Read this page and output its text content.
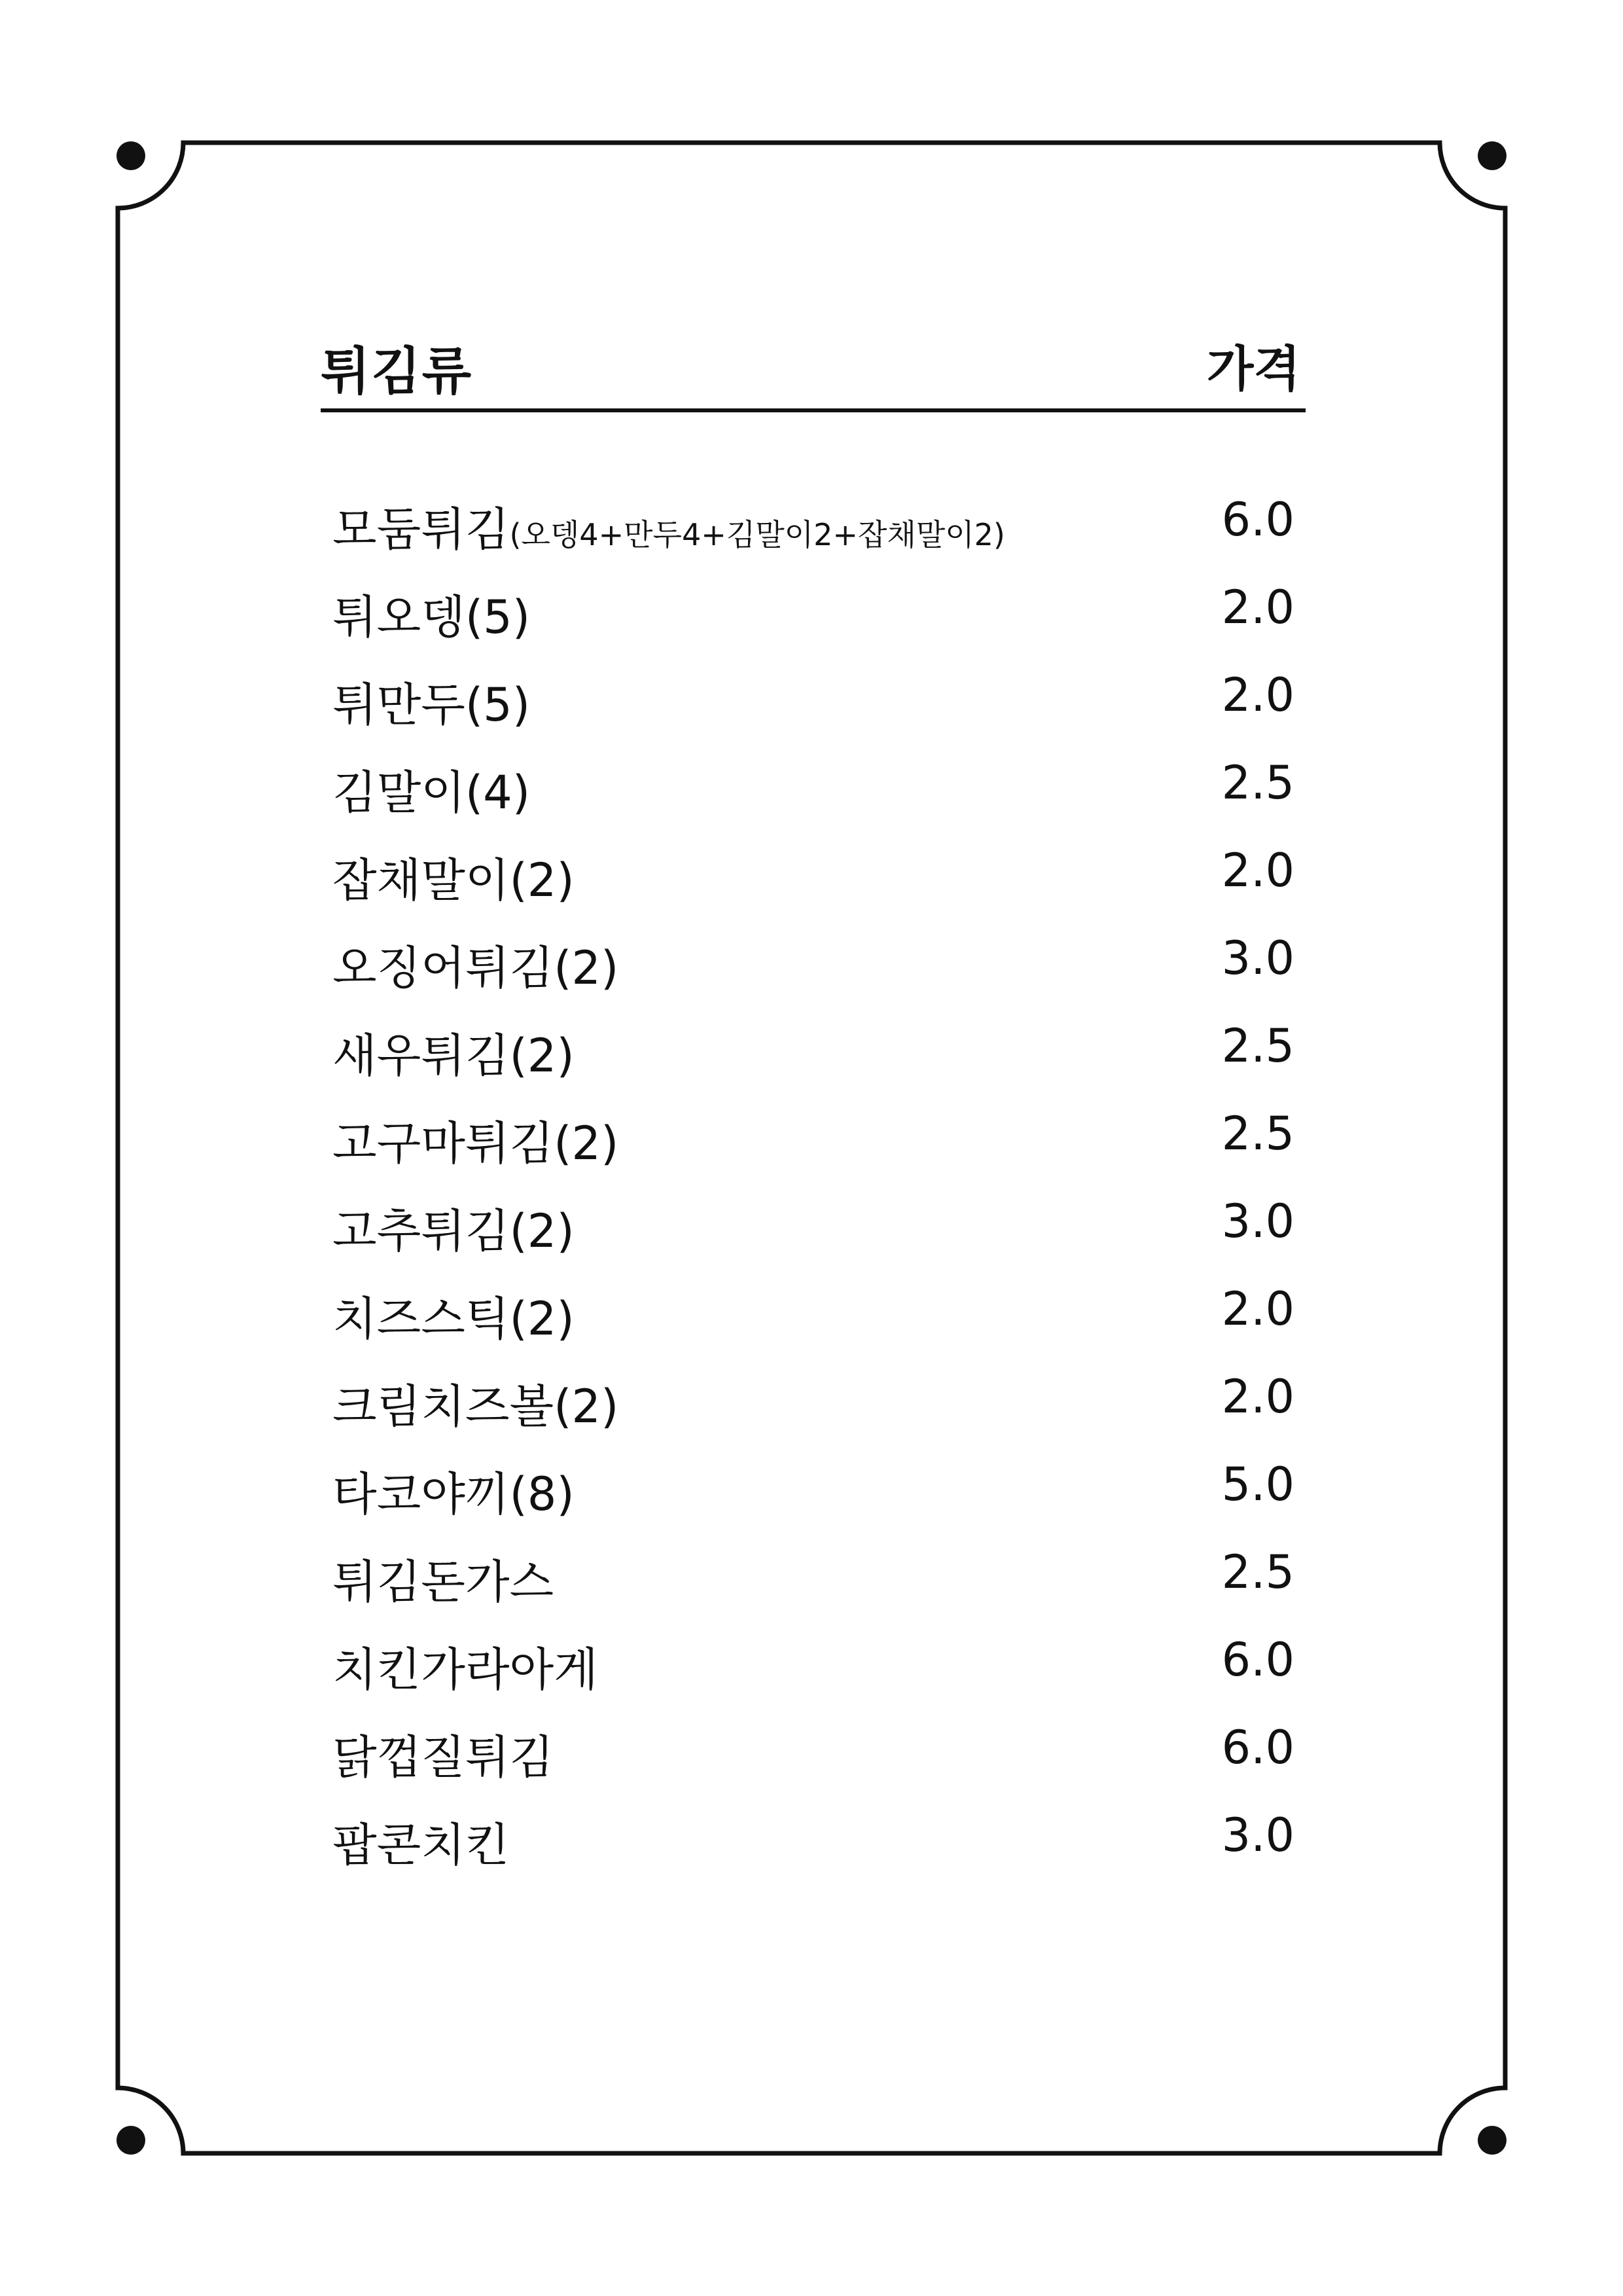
튀김류	가격
모둠튀김(오뎅4+만두4+김말이2+잡채말이2)	6.0
튀오뎅(5)	2.0
튀만두(5)	2.0
김말이(4)	2.5
잡채말이(2)	2.0
오징어튀김(2)	3.0
새우튀김(2)	2.5
고구마튀김(2)	2.5
고추튀김(2)	3.0
치즈스틱(2)	2.0
크림치즈볼(2)	2.0
타코야끼(8)	5.0
튀김돈가스	2.5
치킨가라아게	6.0
닭껍질튀김	6.0
팝콘치킨	3.0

» What needs to be done
Reproduce every entry word for word, but skip any pictures.

» Output below
Read this page and output its text content.
튀김류	가격
모둠튀김(오뎅4+만두4+김말이2+잡채말이2)	6.0
튀오뎅(5)	2.0
튀만두(5)	2.0
김말이(4)	2.5
잡채말이(2)	2.0
오징어튀김(2)	3.0
새우튀김(2)	2.5
고구마튀김(2)	2.5
고추튀김(2)	3.0
치즈스틱(2)	2.0
크림치즈볼(2)	2.0
타코야끼(8)	5.0
튀김돈가스	2.5
치킨가라아게	6.0
닭껍질튀김	6.0
팝콘치킨	3.0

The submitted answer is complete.